--- START Records to use ---
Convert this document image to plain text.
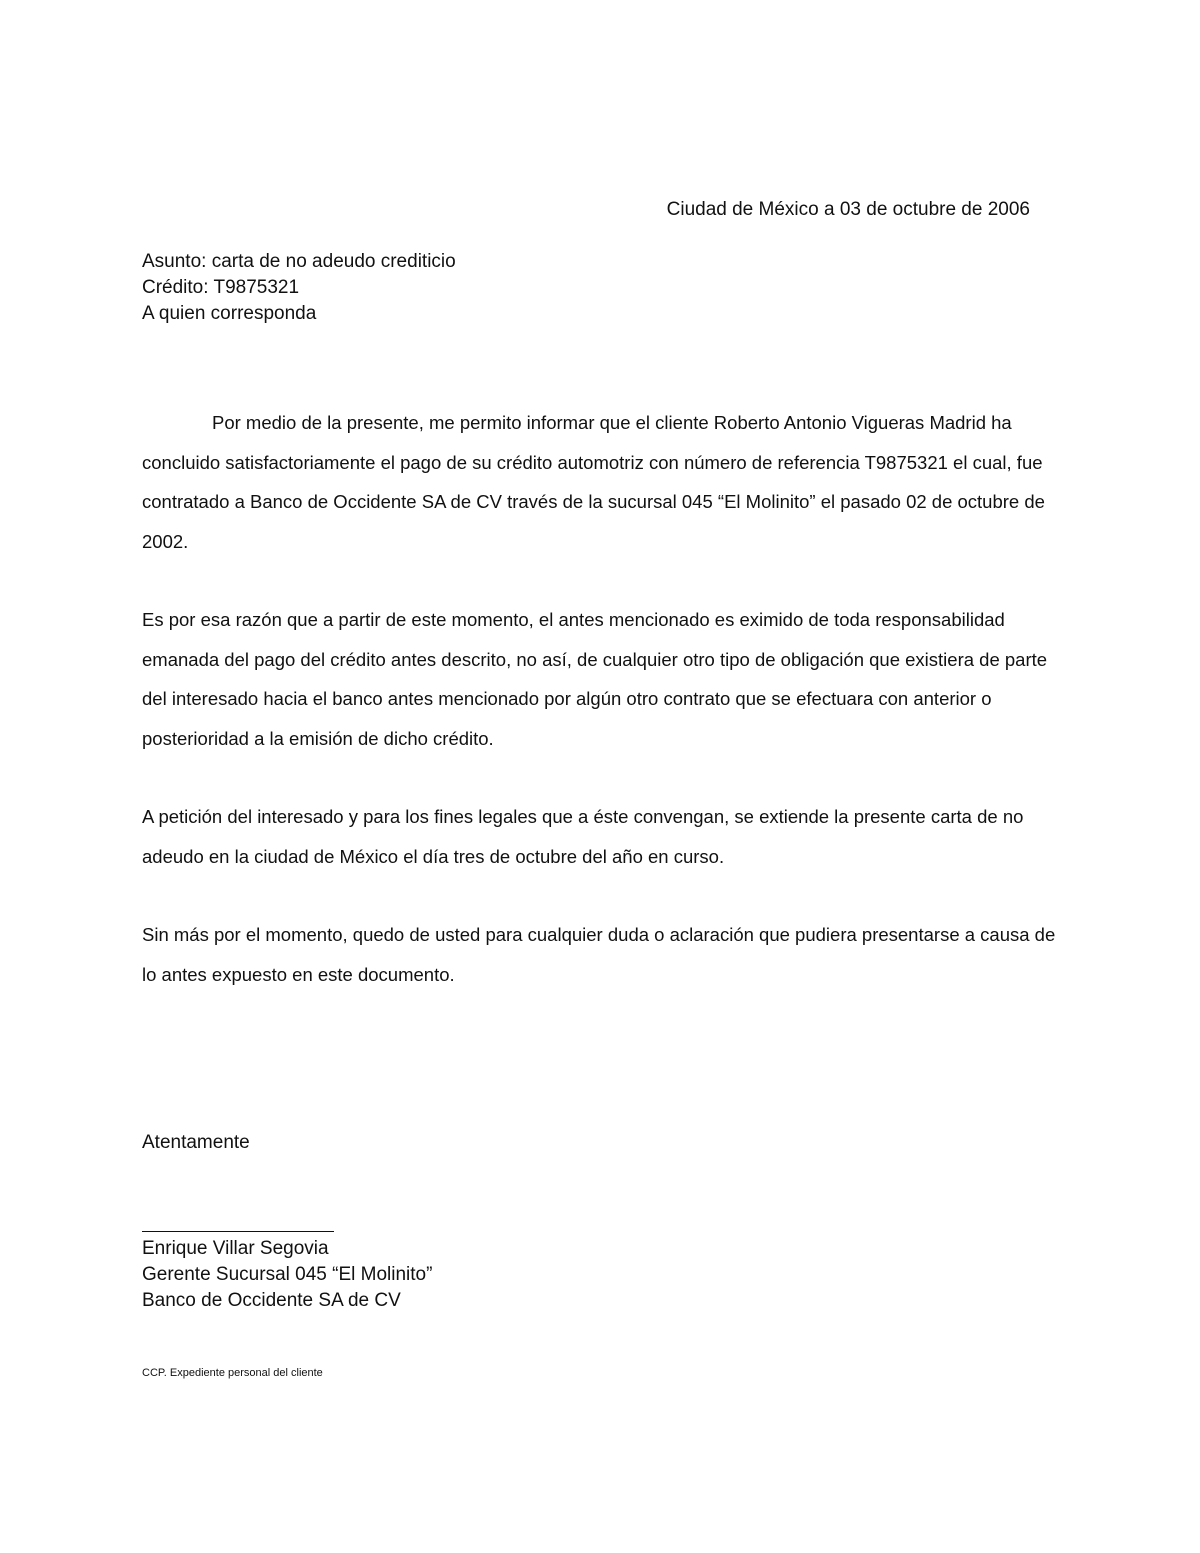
Ciudad de México a 03 de octubre de 2006
Asunto: carta de no adeudo crediticio
Crédito: T9875321
A quien corresponda

Por medio de la presente, me permito informar que el cliente Roberto Antonio Vigueras Madrid ha concluido satisfactoriamente el pago de su crédito automotriz con número de referencia T9875321 el cual, fue contratado a Banco de Occidente SA de CV través de la sucursal 045 “El Molinito” el pasado 02 de octubre de 2002.

Es por esa razón que a partir de este momento, el antes mencionado es eximido de toda responsabilidad emanada del pago del crédito antes descrito, no así, de cualquier otro tipo de obligación que existiera de parte del interesado hacia el banco antes mencionado por algún otro contrato que se efectuara con anterior o posterioridad a la emisión de dicho crédito.

A petición del interesado y para los fines legales que a éste convengan, se extiende la presente carta de no adeudo en la ciudad de México el día tres de octubre del año en curso.

Sin más por el momento, quedo de usted para cualquier duda o aclaración que pudiera presentarse a causa de lo antes expuesto en este documento.

Atentamente
Enrique Villar Segovia
Gerente Sucursal 045 “El Molinito”
Banco de Occidente SA de CV
CCP. Expediente personal del cliente
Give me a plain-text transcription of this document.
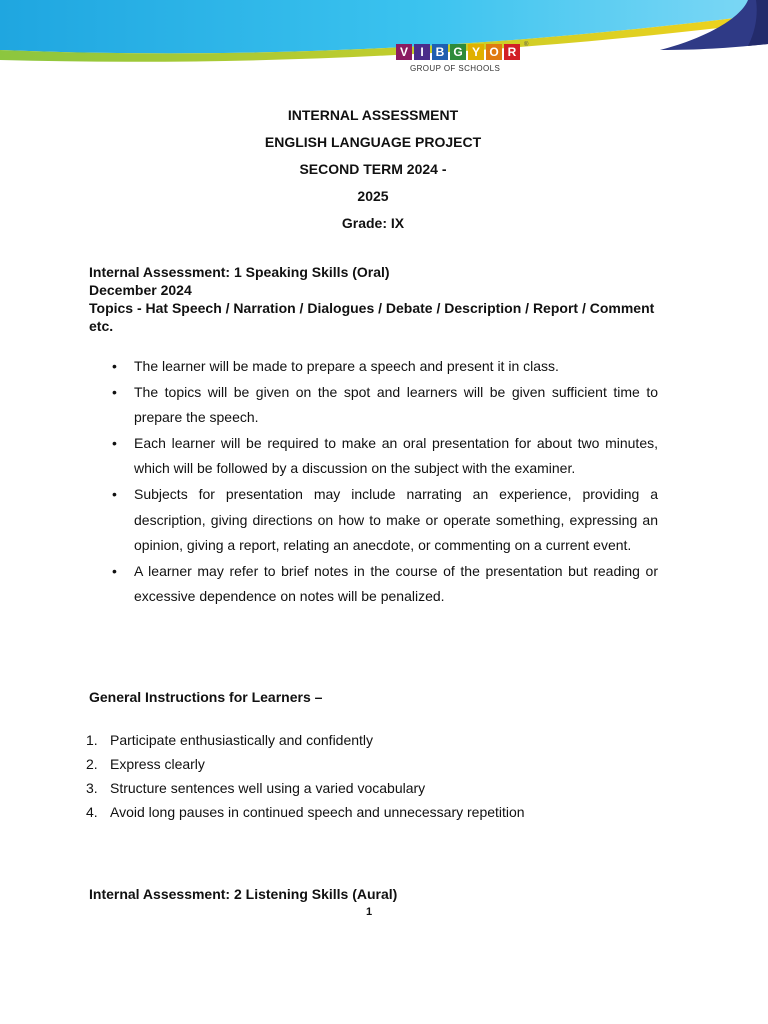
V	I B G Y O R	®
GROUP OF SCHOOLS
INTERNAL ASSESSMENT
ENGLISH LANGUAGE PROJECT
SECOND TERM 2024 -
2025
Grade: IX
Internal Assessment: 1 Speaking Skills (Oral)
December 2024
Topics - Hat Speech / Narration / Dialogues / Debate / Description / Report / Comment etc.
• The learner will be made to prepare a speech and present it in class.
• The topics will be given on the spot and learners will be given sufficient time to prepare the speech.
• Each learner will be required to make an oral presentation for about two minutes, which will be followed by a discussion on the subject with the examiner.
• Subjects for presentation may include narrating an experience, providing a description, giving directions on how to make or operate something, expressing an opinion, giving a report, relating an anecdote, or commenting on a current event.
• A learner may refer to brief notes in the course of the presentation but reading or excessive dependence on notes will be penalized.
General Instructions for Learners –
1. Participate enthusiastically and confidently
2. Express clearly
3. Structure sentences well using a varied vocabulary
4. Avoid long pauses in continued speech and unnecessary repetition
Internal Assessment: 2 Listening Skills (Aural)
1
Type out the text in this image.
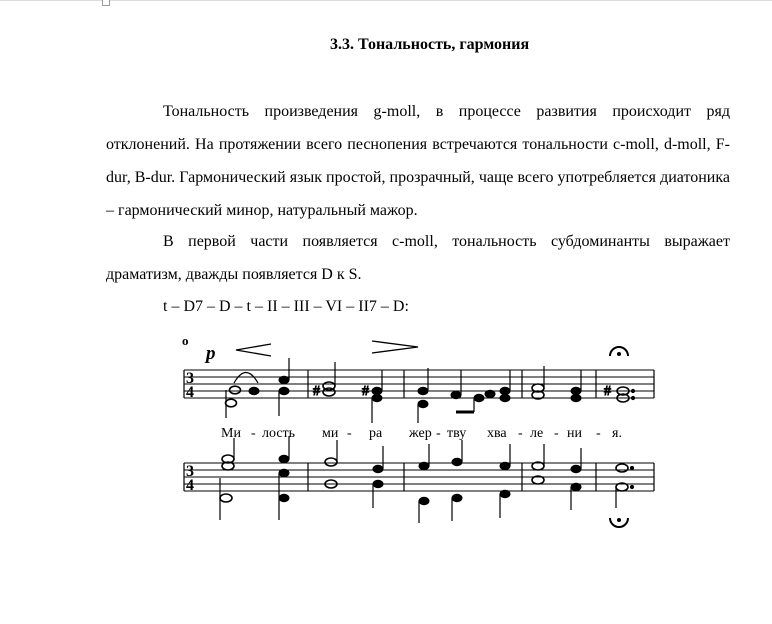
3.3. Тональность, гармония

Тональность произведения g-moll, в процессе развития происходит ряд отклонений. На протяжении всего песнопения встречаются тональности c-moll, d-moll, F-dur, B-dur. Гармонический язык простой, прозрачный, чаще всего употребляется диатоника – гармонический минор, натуральный мажор.

В первой части появляется c-moll, тональность субдоминанты выражает драматизм, дважды появляется D к S.

t – D7 – D – t – II – III – VI – II7 – D:
o
p
3
4
3
4
#	#	#
Ми - лость ми - ра жер - тву хва - ле - ни - я.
--- END Records to use ---
> [Given instruction]: Copy out only the lines beginning at the line with "Type out the text in this image." and ending at the last line of the entries. Keep them exact; drop pictures.

> [Response]:
Type out the text in this image.
3.3. Тональность, гармония

Тональность произведения g-moll, в процессе развития происходит ряд отклонений. На протяжении всего песнопения встречаются тональности c-moll, d-moll, F-dur, B-dur. Гармонический язык простой, прозрачный, чаще всего употребляется диатоника – гармонический минор, натуральный мажор.

В первой части появляется c-moll, тональность субдоминанты выражает драматизм, дважды появляется D к S.

t – D7 – D – t – II – III – VI – II7 – D:
o
p
3
4
3
4
#	#	#
Ми - лость ми - ра жер - тву хва - ле - ни - я.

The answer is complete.